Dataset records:
::::
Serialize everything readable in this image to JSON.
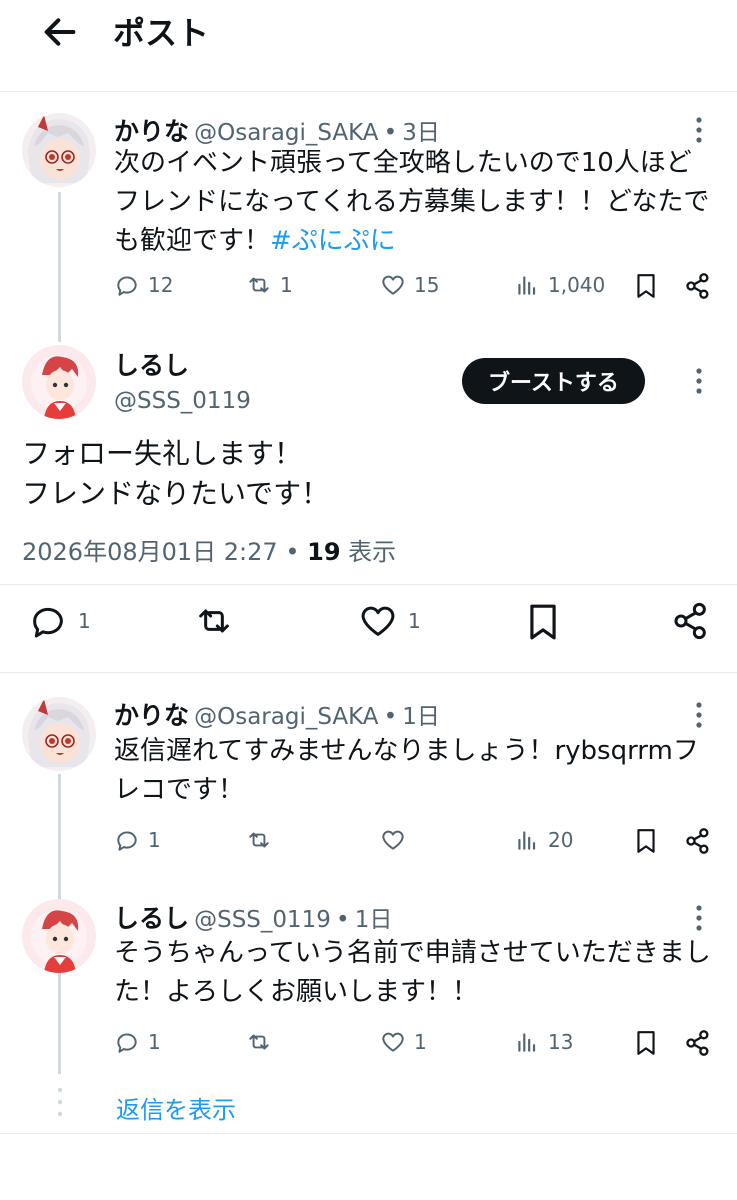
{
  "header": {
    "title": "ポスト"
  },
  "posts": [
    {
      "name": "かりな",
      "handle": "@Osaragi_SAKA",
      "dot": "•",
      "time": "3日",
      "text": "次のイベント頑張って全攻略したいので10人ほどフレンドになってくれる方募集します！！どなたでも歓迎です！",
      "hashtag": "#ぷにぷに",
      "replies": "12",
      "reposts": "1",
      "likes": "15",
      "views": "1,040"
    },
    {
      "name": "しるし",
      "handle": "@SSS_0119",
      "boost_label": "ブーストする",
      "text_line1": "フォロー失礼します！",
      "text_line2": "フレンドなりたいです！",
      "datetime": "2026年08月01日 2:27",
      "dot": "•",
      "views_count": "19",
      "views_label": "表示",
      "replies": "1",
      "likes": "1"
    },
    {
      "name": "かりな",
      "handle": "@Osaragi_SAKA",
      "dot": "•",
      "time": "1日",
      "text": "返信遅れてすみませんなりましょう！rybsqrrmフレコです！",
      "replies": "1",
      "views": "20"
    },
    {
      "name": "しるし",
      "handle": "@SSS_0119",
      "dot": "•",
      "time": "1日",
      "text": "そうちゃんっていう名前で申請させていただきました！よろしくお願いします！！",
      "replies": "1",
      "likes": "1",
      "views": "13"
    }
  ],
  "show_replies": "返信を表示",
  "colors": {
    "accent": "#1d9bf0",
    "text": "#0f1419",
    "muted": "#536471"
  }
}
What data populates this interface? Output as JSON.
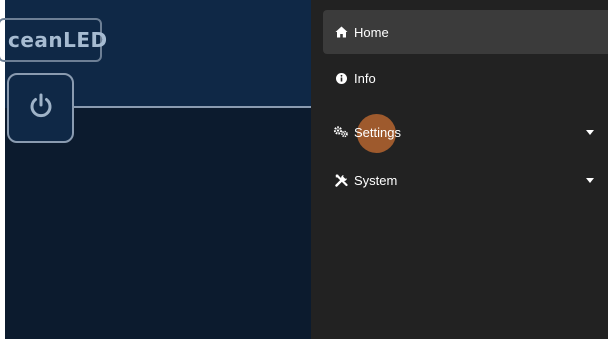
{
  "header": {
    "logo_text": "ceanLED"
  },
  "controls": {
    "power_icon": "power-icon"
  },
  "menu": {
    "items": [
      {
        "label": "Home",
        "icon": "home-icon",
        "active": true,
        "has_caret": false
      },
      {
        "label": "Info",
        "icon": "info-icon",
        "active": false,
        "has_caret": false
      },
      {
        "label": "Settings",
        "icon": "gears-icon",
        "active": false,
        "has_caret": true
      },
      {
        "label": "System",
        "icon": "tools-icon",
        "active": false,
        "has_caret": true
      }
    ]
  },
  "colors": {
    "panel_bg": "#0c1b2e",
    "header_bg": "#0f2846",
    "menu_bg": "#222222",
    "menu_active_bg": "#3b3b3b",
    "ripple": "#c86e32"
  }
}
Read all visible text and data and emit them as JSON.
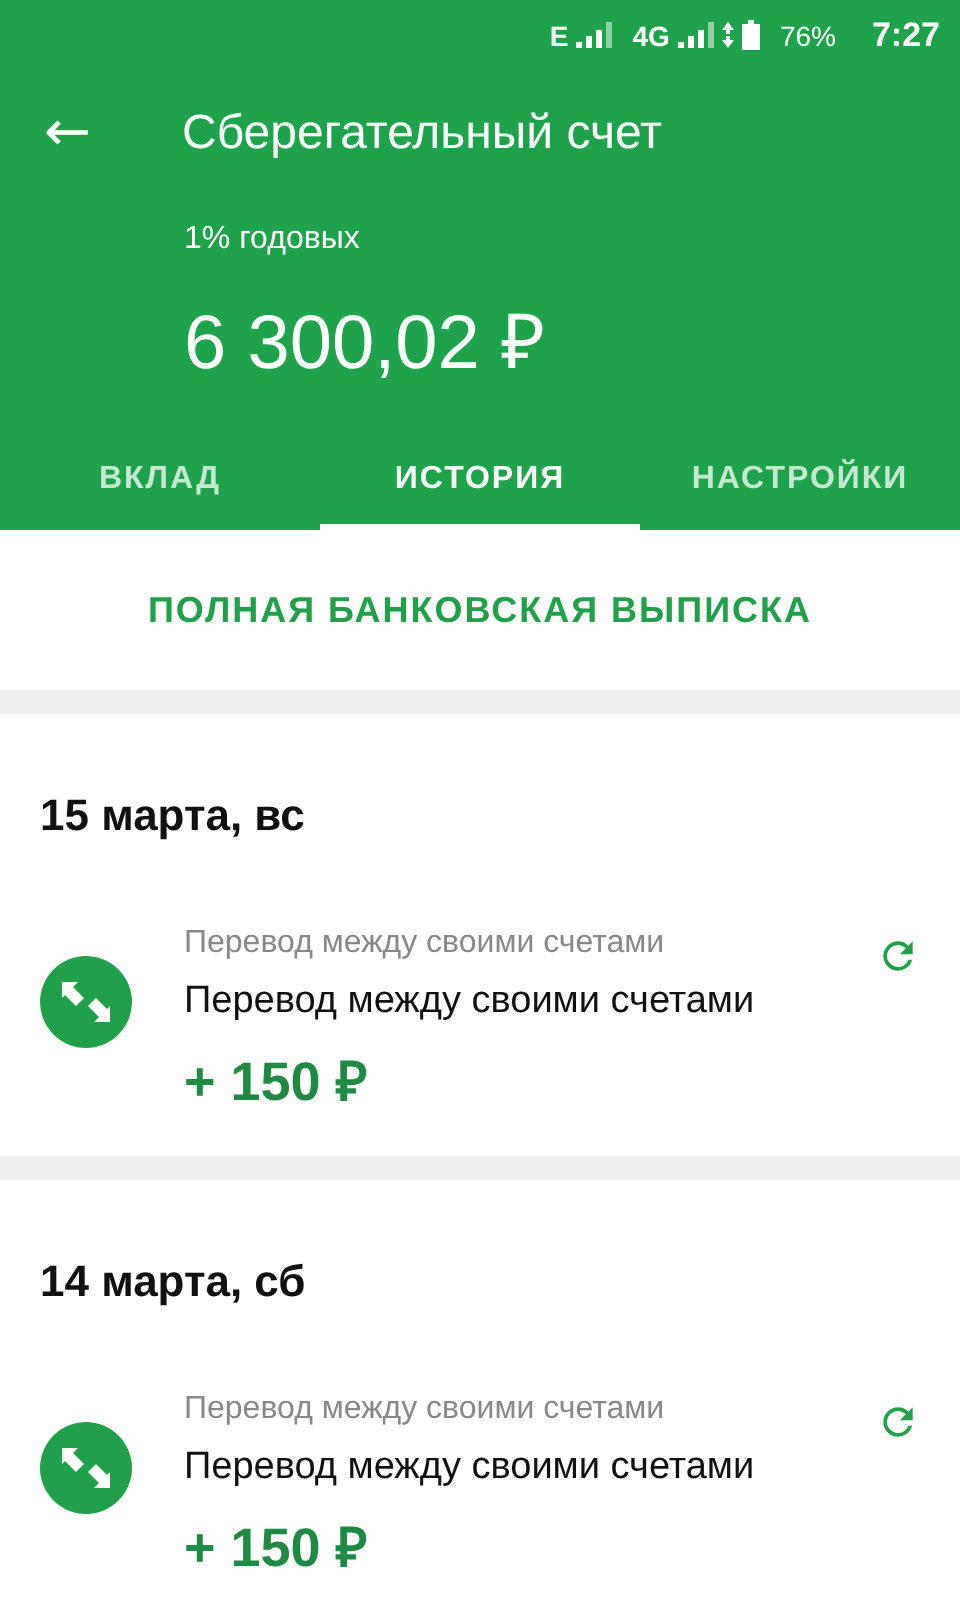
{
  "status_bar": {
    "network_1": "E",
    "network_2": "4G",
    "battery": "76%",
    "time": "7:27"
  },
  "header": {
    "back": "←",
    "title": "Сберегательный счет",
    "rate": "1% годовых",
    "balance": "6 300,02 ₽"
  },
  "tabs": [
    {
      "label": "ВКЛАД",
      "selected": false
    },
    {
      "label": "ИСТОРИЯ",
      "selected": true
    },
    {
      "label": "НАСТРОЙКИ",
      "selected": false
    }
  ],
  "statement_button": "ПОЛНАЯ БАНКОВСКАЯ ВЫПИСКА",
  "days": [
    {
      "date": "15 марта, вс",
      "transactions": [
        {
          "category": "Перевод между своими счетами",
          "title": "Перевод между своими счетами",
          "amount": "+ 150 ₽"
        }
      ]
    },
    {
      "date": "14 марта, сб",
      "transactions": [
        {
          "category": "Перевод между своими счетами",
          "title": "Перевод между своими счетами",
          "amount": "+ 150 ₽"
        }
      ]
    }
  ]
}
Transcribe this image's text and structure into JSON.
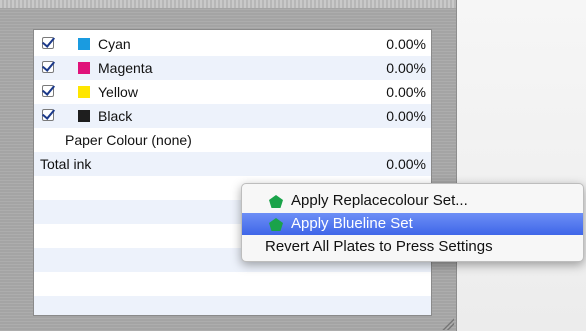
{
  "plates": [
    {
      "name": "Cyan",
      "value": "0.00%",
      "checked": true,
      "color": "#1a9be0"
    },
    {
      "name": "Magenta",
      "value": "0.00%",
      "checked": true,
      "color": "#e0127a"
    },
    {
      "name": "Yellow",
      "value": "0.00%",
      "checked": true,
      "color": "#ffe600"
    },
    {
      "name": "Black",
      "value": "0.00%",
      "checked": true,
      "color": "#1e1e1e"
    }
  ],
  "paper_colour": "Paper Colour (none)",
  "total": {
    "label": "Total ink",
    "value": "0.00%"
  },
  "context_menu": {
    "items": [
      {
        "label": "Apply Replacecolour Set...",
        "icon": "green-pentagon-icon",
        "selected": false
      },
      {
        "label": "Apply Blueline Set",
        "icon": "green-pentagon-icon",
        "selected": true
      },
      {
        "label": "Revert All Plates to Press Settings",
        "icon": null,
        "selected": false
      }
    ]
  },
  "colors": {
    "selection": "#4a6fea",
    "alt_row": "#edf2fb",
    "icon_green": "#1aa34a"
  }
}
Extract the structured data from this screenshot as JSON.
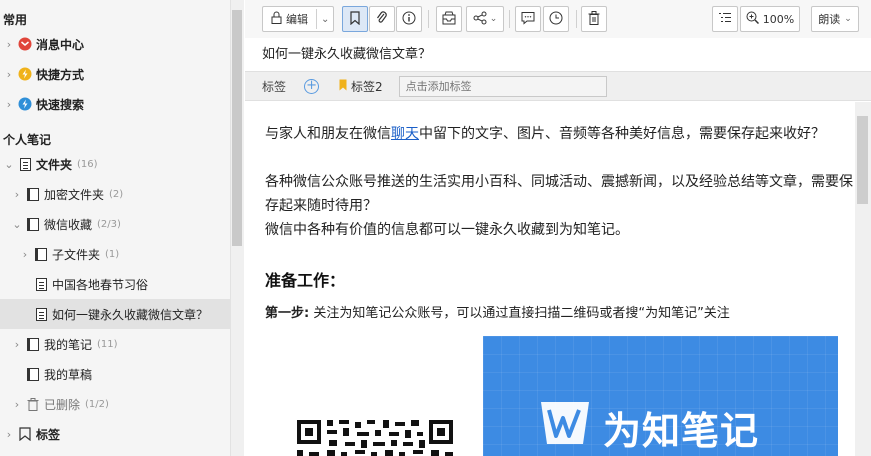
{
  "sidebar": {
    "section_common": "常用",
    "common_items": [
      {
        "label": "消息中心",
        "icon": "message-center-icon",
        "color": "#e0453a"
      },
      {
        "label": "快捷方式",
        "icon": "shortcut-icon",
        "color": "#f0b21a"
      },
      {
        "label": "快速搜索",
        "icon": "quick-search-icon",
        "color": "#2f8fd8"
      }
    ],
    "section_personal": "个人笔记",
    "tree": [
      {
        "label": "文件夹",
        "count": "(16)"
      },
      {
        "label": "加密文件夹",
        "count": "(2)"
      },
      {
        "label": "微信收藏",
        "count": "(2/3)"
      },
      {
        "label": "子文件夹",
        "count": "(1)"
      },
      {
        "label": "中国各地春节习俗",
        "count": ""
      },
      {
        "label": "如何一键永久收藏微信文章？",
        "count": ""
      },
      {
        "label": "我的笔记",
        "count": "(11)"
      },
      {
        "label": "我的草稿",
        "count": ""
      },
      {
        "label": "已删除",
        "count": "(1/2)"
      },
      {
        "label": "标签",
        "count": ""
      }
    ]
  },
  "toolbar": {
    "edit_label": "编辑",
    "zoom_label": "100%",
    "read_label": "朗读"
  },
  "note": {
    "title": "如何一键永久收藏微信文章？",
    "tag_label": "标签",
    "tag_item": "标签2",
    "tag_placeholder": "点击添加标签",
    "para1_a": "与家人和朋友在微信",
    "para1_link": "聊天",
    "para1_b": "中留下的文字、图片、音频等各种美好信息，需要保存起来收好？",
    "para2": "各种微信公众账号推送的生活实用小百科、同城活动、震撼新闻，以及经验总结等文章，需要保存起来随时待用？",
    "para3": "微信中各种有价值的信息都可以一键永久收藏到为知笔记。",
    "heading": "准备工作：",
    "step_bold": "第一步:",
    "step_text": " 关注为知笔记公众账号，可以通过直接扫描二维码或者搜“为知笔记”关注",
    "banner_text": "为知笔记"
  },
  "colors": {
    "accent": "#3d8be3",
    "link": "#1a5fc8",
    "selected_row": "#e2e2e2"
  }
}
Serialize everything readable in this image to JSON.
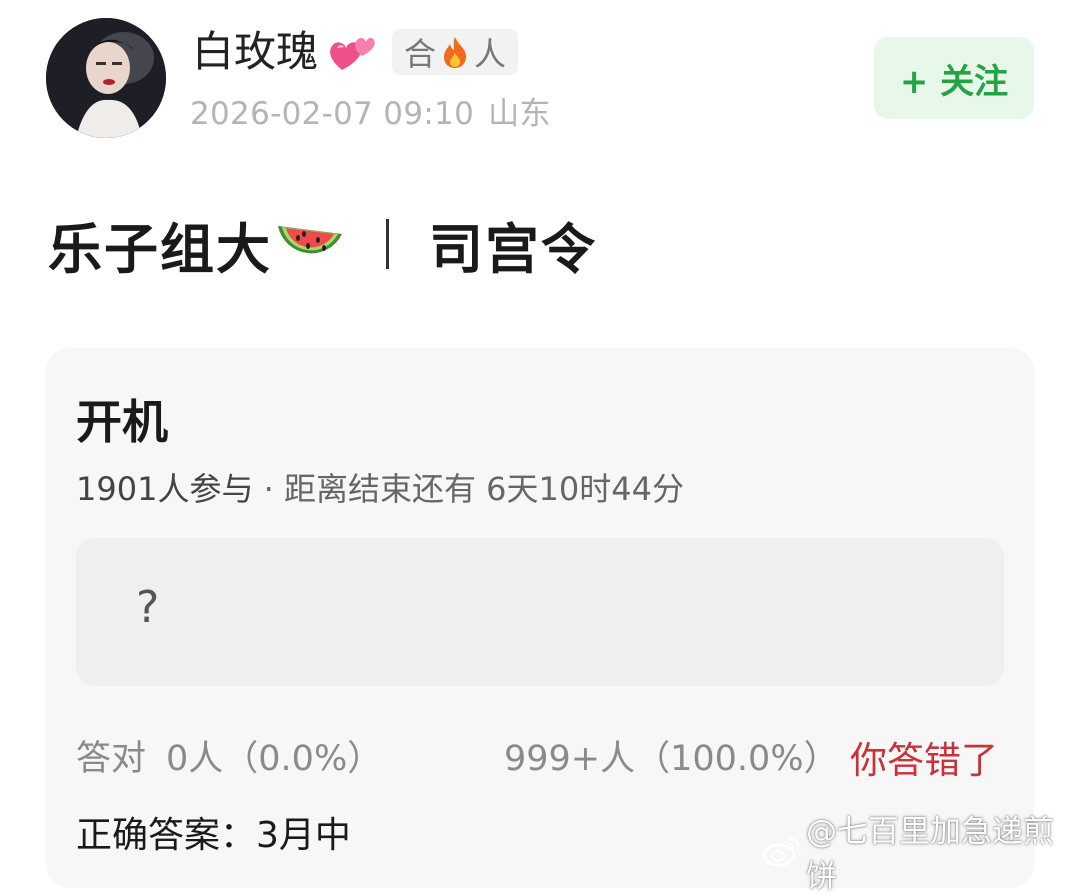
{
  "post": {
    "username": "白玫瑰",
    "badge_left": "合",
    "badge_right": "人",
    "datetime": "2026-02-07 09:10",
    "location": "山东",
    "follow_label": "+ 关注",
    "title_text": "乐子组大",
    "title_subject": "司宫令"
  },
  "quiz": {
    "title": "开机",
    "participants": "1901人参与",
    "countdown": " · 距离结束还有 6天10时44分",
    "answer_placeholder": "?",
    "correct_label": "答对",
    "correct_stats": "0人（0.0%）",
    "wrong_stats": "999+人（100.0%）",
    "result": "你答错了",
    "answer_text": "正确答案：3月中"
  },
  "watermark": "@七百里加急递煎饼",
  "icons": [
    "avatar",
    "two-hearts-icon",
    "fire-icon",
    "watermelon-icon",
    "weibo-logo-icon"
  ],
  "colors": {
    "follow_green": "#25a244",
    "follow_bg": "#e7f7ea",
    "wrong_red": "#c8323a",
    "card_bg": "#f7f7f7"
  }
}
::::
* Written request
The records above are to be quoted exactly, with all pictures left out.

* Complete response
Serialize everything readable in this image to JSON.
{
  "header": {
    "title": "ポスト"
  },
  "posts": [
    {
      "name": "かりな",
      "handle": "@Osaragi_SAKA",
      "dot": "•",
      "time": "3日",
      "text": "次のイベント頑張って全攻略したいので10人ほどフレンドになってくれる方募集します！！どなたでも歓迎です！",
      "hashtag": "#ぷにぷに",
      "replies": "12",
      "reposts": "1",
      "likes": "15",
      "views": "1,040"
    },
    {
      "name": "しるし",
      "handle": "@SSS_0119",
      "boost_label": "ブーストする",
      "text_line1": "フォロー失礼します！",
      "text_line2": "フレンドなりたいです！",
      "datetime": "2026年08月01日 2:27",
      "dot": "•",
      "views_count": "19",
      "views_label": "表示",
      "replies": "1",
      "likes": "1"
    },
    {
      "name": "かりな",
      "handle": "@Osaragi_SAKA",
      "dot": "•",
      "time": "1日",
      "text": "返信遅れてすみませんなりましょう！rybsqrrmフレコです！",
      "replies": "1",
      "views": "20"
    },
    {
      "name": "しるし",
      "handle": "@SSS_0119",
      "dot": "•",
      "time": "1日",
      "text": "そうちゃんっていう名前で申請させていただきました！よろしくお願いします！！",
      "replies": "1",
      "likes": "1",
      "views": "13"
    }
  ],
  "show_replies": "返信を表示",
  "colors": {
    "accent": "#1d9bf0",
    "text": "#0f1419",
    "muted": "#536471"
  }
}
What data populates this interface? Output as JSON.
{
  "header": {
    "logo_text": "ceanLED"
  },
  "controls": {
    "power_icon": "power-icon"
  },
  "menu": {
    "items": [
      {
        "label": "Home",
        "icon": "home-icon",
        "active": true,
        "has_caret": false
      },
      {
        "label": "Info",
        "icon": "info-icon",
        "active": false,
        "has_caret": false
      },
      {
        "label": "Settings",
        "icon": "gears-icon",
        "active": false,
        "has_caret": true
      },
      {
        "label": "System",
        "icon": "tools-icon",
        "active": false,
        "has_caret": true
      }
    ]
  },
  "colors": {
    "panel_bg": "#0c1b2e",
    "header_bg": "#0f2846",
    "menu_bg": "#222222",
    "menu_active_bg": "#3b3b3b",
    "ripple": "#c86e32"
  }
}
Read all visible text and data and emit them as JSON.
{
  "status_bar": {
    "network_1": "E",
    "network_2": "4G",
    "battery": "76%",
    "time": "7:27"
  },
  "header": {
    "back": "←",
    "title": "Сберегательный счет",
    "rate": "1% годовых",
    "balance": "6 300,02 ₽"
  },
  "tabs": [
    {
      "label": "ВКЛАД",
      "selected": false
    },
    {
      "label": "ИСТОРИЯ",
      "selected": true
    },
    {
      "label": "НАСТРОЙКИ",
      "selected": false
    }
  ],
  "statement_button": "ПОЛНАЯ БАНКОВСКАЯ ВЫПИСКА",
  "days": [
    {
      "date": "15 марта, вс",
      "transactions": [
        {
          "category": "Перевод между своими счетами",
          "title": "Перевод между своими счетами",
          "amount": "+ 150 ₽"
        }
      ]
    },
    {
      "date": "14 марта, сб",
      "transactions": [
        {
          "category": "Перевод между своими счетами",
          "title": "Перевод между своими счетами",
          "amount": "+ 150 ₽"
        }
      ]
    }
  ]
}
Transcribe this image's text and structure into JSON.
{
  "plates": [
    {
      "name": "Cyan",
      "value": "0.00%",
      "checked": true,
      "color": "#1a9be0"
    },
    {
      "name": "Magenta",
      "value": "0.00%",
      "checked": true,
      "color": "#e0127a"
    },
    {
      "name": "Yellow",
      "value": "0.00%",
      "checked": true,
      "color": "#ffe600"
    },
    {
      "name": "Black",
      "value": "0.00%",
      "checked": true,
      "color": "#1e1e1e"
    }
  ],
  "paper_colour": "Paper Colour (none)",
  "total": {
    "label": "Total ink",
    "value": "0.00%"
  },
  "context_menu": {
    "items": [
      {
        "label": "Apply Replacecolour Set...",
        "icon": "green-pentagon-icon",
        "selected": false
      },
      {
        "label": "Apply Blueline Set",
        "icon": "green-pentagon-icon",
        "selected": true
      },
      {
        "label": "Revert All Plates to Press Settings",
        "icon": null,
        "selected": false
      }
    ]
  },
  "colors": {
    "selection": "#4a6fea",
    "alt_row": "#edf2fb",
    "icon_green": "#1aa34a"
  }
}
Extract the structured data from this screenshot as JSON.
{
  "sidebar": {
    "section_common": "常用",
    "common_items": [
      {
        "label": "消息中心",
        "icon": "message-center-icon",
        "color": "#e0453a"
      },
      {
        "label": "快捷方式",
        "icon": "shortcut-icon",
        "color": "#f0b21a"
      },
      {
        "label": "快速搜索",
        "icon": "quick-search-icon",
        "color": "#2f8fd8"
      }
    ],
    "section_personal": "个人笔记",
    "tree": [
      {
        "label": "文件夹",
        "count": "(16)"
      },
      {
        "label": "加密文件夹",
        "count": "(2)"
      },
      {
        "label": "微信收藏",
        "count": "(2/3)"
      },
      {
        "label": "子文件夹",
        "count": "(1)"
      },
      {
        "label": "中国各地春节习俗",
        "count": ""
      },
      {
        "label": "如何一键永久收藏微信文章？",
        "count": ""
      },
      {
        "label": "我的笔记",
        "count": "(11)"
      },
      {
        "label": "我的草稿",
        "count": ""
      },
      {
        "label": "已删除",
        "count": "(1/2)"
      },
      {
        "label": "标签",
        "count": ""
      }
    ]
  },
  "toolbar": {
    "edit_label": "编辑",
    "zoom_label": "100%",
    "read_label": "朗读"
  },
  "note": {
    "title": "如何一键永久收藏微信文章？",
    "tag_label": "标签",
    "tag_item": "标签2",
    "tag_placeholder": "点击添加标签",
    "para1_a": "与家人和朋友在微信",
    "para1_link": "聊天",
    "para1_b": "中留下的文字、图片、音频等各种美好信息，需要保存起来收好？",
    "para2": "各种微信公众账号推送的生活实用小百科、同城活动、震撼新闻，以及经验总结等文章，需要保存起来随时待用？",
    "para3": "微信中各种有价值的信息都可以一键永久收藏到为知笔记。",
    "heading": "准备工作：",
    "step_bold": "第一步:",
    "step_text": " 关注为知笔记公众账号，可以通过直接扫描二维码或者搜“为知笔记”关注",
    "banner_text": "为知笔记"
  },
  "colors": {
    "accent": "#3d8be3",
    "link": "#1a5fc8",
    "selected_row": "#e2e2e2"
  }
}
Serialize everything readable in this image to JSON.
{
  "post": {
    "username": "白玫瑰",
    "badge_left": "合",
    "badge_right": "人",
    "datetime": "2026-02-07 09:10",
    "location": "山东",
    "follow_label": "+ 关注",
    "title_text": "乐子组大",
    "title_subject": "司宫令"
  },
  "quiz": {
    "title": "开机",
    "participants": "1901人参与",
    "countdown": " · 距离结束还有 6天10时44分",
    "answer_placeholder": "?",
    "correct_label": "答对",
    "correct_stats": "0人（0.0%）",
    "wrong_stats": "999+人（100.0%）",
    "result": "你答错了",
    "answer_text": "正确答案：3月中"
  },
  "watermark": "@七百里加急递煎饼",
  "icons": [
    "avatar",
    "two-hearts-icon",
    "fire-icon",
    "watermelon-icon",
    "weibo-logo-icon"
  ],
  "colors": {
    "follow_green": "#25a244",
    "follow_bg": "#e7f7ea",
    "wrong_red": "#c8323a",
    "card_bg": "#f7f7f7"
  }
}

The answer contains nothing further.